**Your task:**
Go through the records and give each one again exactly.

** START Listing **

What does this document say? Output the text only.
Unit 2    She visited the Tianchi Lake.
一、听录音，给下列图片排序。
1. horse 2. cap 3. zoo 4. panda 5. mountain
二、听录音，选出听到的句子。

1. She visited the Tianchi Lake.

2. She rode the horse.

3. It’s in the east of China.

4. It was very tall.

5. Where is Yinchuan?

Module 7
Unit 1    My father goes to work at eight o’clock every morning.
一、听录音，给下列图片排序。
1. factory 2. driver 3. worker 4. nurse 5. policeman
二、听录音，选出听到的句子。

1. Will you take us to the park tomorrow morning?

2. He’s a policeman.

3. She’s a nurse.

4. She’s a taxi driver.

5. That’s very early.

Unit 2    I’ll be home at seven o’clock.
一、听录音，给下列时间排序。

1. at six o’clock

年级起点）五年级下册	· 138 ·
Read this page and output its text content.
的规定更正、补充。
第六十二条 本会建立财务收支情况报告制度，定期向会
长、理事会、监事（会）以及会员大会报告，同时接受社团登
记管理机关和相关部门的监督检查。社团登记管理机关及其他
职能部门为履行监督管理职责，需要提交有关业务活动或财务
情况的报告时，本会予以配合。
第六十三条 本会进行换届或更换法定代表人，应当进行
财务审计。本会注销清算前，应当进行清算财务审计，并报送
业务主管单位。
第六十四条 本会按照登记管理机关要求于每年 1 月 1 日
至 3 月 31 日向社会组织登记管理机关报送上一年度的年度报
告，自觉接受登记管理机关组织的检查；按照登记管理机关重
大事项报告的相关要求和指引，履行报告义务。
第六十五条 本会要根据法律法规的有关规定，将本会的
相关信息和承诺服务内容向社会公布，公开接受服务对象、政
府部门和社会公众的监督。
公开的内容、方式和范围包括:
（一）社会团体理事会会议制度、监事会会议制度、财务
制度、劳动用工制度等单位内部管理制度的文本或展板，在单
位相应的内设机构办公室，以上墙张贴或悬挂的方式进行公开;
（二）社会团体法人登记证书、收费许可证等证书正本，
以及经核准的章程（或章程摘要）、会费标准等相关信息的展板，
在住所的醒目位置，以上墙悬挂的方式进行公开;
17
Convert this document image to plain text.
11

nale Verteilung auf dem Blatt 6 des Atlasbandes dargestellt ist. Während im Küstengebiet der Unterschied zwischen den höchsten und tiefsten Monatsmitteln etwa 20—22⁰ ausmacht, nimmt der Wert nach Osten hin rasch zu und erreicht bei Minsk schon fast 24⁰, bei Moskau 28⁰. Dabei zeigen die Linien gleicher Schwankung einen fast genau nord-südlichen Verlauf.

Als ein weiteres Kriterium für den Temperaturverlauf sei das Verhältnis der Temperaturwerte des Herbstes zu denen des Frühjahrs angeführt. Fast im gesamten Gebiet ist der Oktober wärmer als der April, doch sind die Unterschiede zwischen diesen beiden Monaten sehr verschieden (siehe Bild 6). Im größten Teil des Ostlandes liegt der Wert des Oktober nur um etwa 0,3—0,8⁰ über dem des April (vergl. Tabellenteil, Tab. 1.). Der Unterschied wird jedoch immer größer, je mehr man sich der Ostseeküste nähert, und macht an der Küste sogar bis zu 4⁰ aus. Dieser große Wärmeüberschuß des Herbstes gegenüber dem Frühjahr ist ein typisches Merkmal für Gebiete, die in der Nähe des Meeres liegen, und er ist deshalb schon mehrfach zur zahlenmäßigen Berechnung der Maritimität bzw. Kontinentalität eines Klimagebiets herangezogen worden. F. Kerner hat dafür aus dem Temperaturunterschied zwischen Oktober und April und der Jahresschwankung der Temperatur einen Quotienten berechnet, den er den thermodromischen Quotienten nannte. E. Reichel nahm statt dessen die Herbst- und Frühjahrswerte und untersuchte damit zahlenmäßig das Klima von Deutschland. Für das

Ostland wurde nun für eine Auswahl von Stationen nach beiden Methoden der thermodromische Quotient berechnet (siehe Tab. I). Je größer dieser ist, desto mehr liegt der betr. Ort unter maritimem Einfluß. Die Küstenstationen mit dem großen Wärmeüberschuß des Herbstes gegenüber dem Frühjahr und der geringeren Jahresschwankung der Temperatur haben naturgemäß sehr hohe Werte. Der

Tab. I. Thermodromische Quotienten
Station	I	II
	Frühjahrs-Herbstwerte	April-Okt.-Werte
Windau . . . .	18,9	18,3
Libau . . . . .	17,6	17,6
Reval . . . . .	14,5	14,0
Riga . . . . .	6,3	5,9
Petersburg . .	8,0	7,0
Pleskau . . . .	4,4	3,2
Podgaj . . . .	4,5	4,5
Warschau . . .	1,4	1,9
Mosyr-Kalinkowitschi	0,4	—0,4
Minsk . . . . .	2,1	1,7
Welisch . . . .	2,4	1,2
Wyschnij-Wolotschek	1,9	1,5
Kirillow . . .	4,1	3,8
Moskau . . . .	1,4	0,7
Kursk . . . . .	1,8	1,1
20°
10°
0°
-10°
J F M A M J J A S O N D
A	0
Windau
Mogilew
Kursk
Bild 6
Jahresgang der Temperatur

** END Listing **

**Worked solution:**
What does this document say? Output the text only.
Unit 2    She visited the Tianchi Lake.
一、听录音，给下列图片排序。
1. horse 2. cap 3. zoo 4. panda 5. mountain
二、听录音，选出听到的句子。

1. She visited the Tianchi Lake.

2. She rode the horse.

3. It’s in the east of China.

4. It was very tall.

5. Where is Yinchuan?

Module 7
Unit 1    My father goes to work at eight o’clock every morning.
一、听录音，给下列图片排序。
1. factory 2. driver 3. worker 4. nurse 5. policeman
二、听录音，选出听到的句子。

1. Will you take us to the park tomorrow morning?

2. He’s a policeman.

3. She’s a nurse.

4. She’s a taxi driver.

5. That’s very early.

Unit 2    I’ll be home at seven o’clock.
一、听录音，给下列时间排序。

1. at six o’clock

年级起点）五年级下册	· 138 ·
Read this page and output its text content.
的规定更正、补充。
第六十二条 本会建立财务收支情况报告制度，定期向会
长、理事会、监事（会）以及会员大会报告，同时接受社团登
记管理机关和相关部门的监督检查。社团登记管理机关及其他
职能部门为履行监督管理职责，需要提交有关业务活动或财务
情况的报告时，本会予以配合。
第六十三条 本会进行换届或更换法定代表人，应当进行
财务审计。本会注销清算前，应当进行清算财务审计，并报送
业务主管单位。
第六十四条 本会按照登记管理机关要求于每年 1 月 1 日
至 3 月 31 日向社会组织登记管理机关报送上一年度的年度报
告，自觉接受登记管理机关组织的检查；按照登记管理机关重
大事项报告的相关要求和指引，履行报告义务。
第六十五条 本会要根据法律法规的有关规定，将本会的
相关信息和承诺服务内容向社会公布，公开接受服务对象、政
府部门和社会公众的监督。
公开的内容、方式和范围包括:
（一）社会团体理事会会议制度、监事会会议制度、财务
制度、劳动用工制度等单位内部管理制度的文本或展板，在单
位相应的内设机构办公室，以上墙张贴或悬挂的方式进行公开;
（二）社会团体法人登记证书、收费许可证等证书正本，
以及经核准的章程（或章程摘要）、会费标准等相关信息的展板，
在住所的醒目位置，以上墙悬挂的方式进行公开;
17
Convert this document image to plain text.
11

nale Verteilung auf dem Blatt 6 des Atlasbandes dargestellt ist. Während im Küstengebiet der Unterschied zwischen den höchsten und tiefsten Monatsmitteln etwa 20—22⁰ ausmacht, nimmt der Wert nach Osten hin rasch zu und erreicht bei Minsk schon fast 24⁰, bei Moskau 28⁰. Dabei zeigen die Linien gleicher Schwankung einen fast genau nord-südlichen Verlauf.

Als ein weiteres Kriterium für den Temperaturverlauf sei das Verhältnis der Temperaturwerte des Herbstes zu denen des Frühjahrs angeführt. Fast im gesamten Gebiet ist der Oktober wärmer als der April, doch sind die Unterschiede zwischen diesen beiden Monaten sehr verschieden (siehe Bild 6). Im größten Teil des Ostlandes liegt der Wert des Oktober nur um etwa 0,3—0,8⁰ über dem des April (vergl. Tabellenteil, Tab. 1.). Der Unterschied wird jedoch immer größer, je mehr man sich der Ostseeküste nähert, und macht an der Küste sogar bis zu 4⁰ aus. Dieser große Wärmeüberschuß des Herbstes gegenüber dem Frühjahr ist ein typisches Merkmal für Gebiete, die in der Nähe des Meeres liegen, und er ist deshalb schon mehrfach zur zahlenmäßigen Berechnung der Maritimität bzw. Kontinentalität eines Klimagebiets herangezogen worden. F. Kerner hat dafür aus dem Temperaturunterschied zwischen Oktober und April und der Jahresschwankung der Temperatur einen Quotienten berechnet, den er den thermodromischen Quotienten nannte. E. Reichel nahm statt dessen die Herbst- und Frühjahrswerte und untersuchte damit zahlenmäßig das Klima von Deutschland. Für das

Ostland wurde nun für eine Auswahl von Stationen nach beiden Methoden der thermodromische Quotient berechnet (siehe Tab. I). Je größer dieser ist, desto mehr liegt der betr. Ort unter maritimem Einfluß. Die Küstenstationen mit dem großen Wärmeüberschuß des Herbstes gegenüber dem Frühjahr und der geringeren Jahresschwankung der Temperatur haben naturgemäß sehr hohe Werte. Der

Tab. I. Thermodromische Quotienten
Station	I	II
	Frühjahrs-Herbstwerte	April-Okt.-Werte
Windau . . . .	18,9	18,3
Libau . . . . .	17,6	17,6
Reval . . . . .	14,5	14,0
Riga . . . . .	6,3	5,9
Petersburg . .	8,0	7,0
Pleskau . . . .	4,4	3,2
Podgaj . . . .	4,5	4,5
Warschau . . .	1,4	1,9
Mosyr-Kalinkowitschi	0,4	—0,4
Minsk . . . . .	2,1	1,7
Welisch . . . .	2,4	1,2
Wyschnij-Wolotschek	1,9	1,5
Kirillow . . .	4,1	3,8
Moskau . . . .	1,4	0,7
Kursk . . . . .	1,8	1,1
20°
10°
0°
-10°
J F M A M J J A S O N D
A	0
Windau
Mogilew
Kursk
Bild 6
Jahresgang der Temperatur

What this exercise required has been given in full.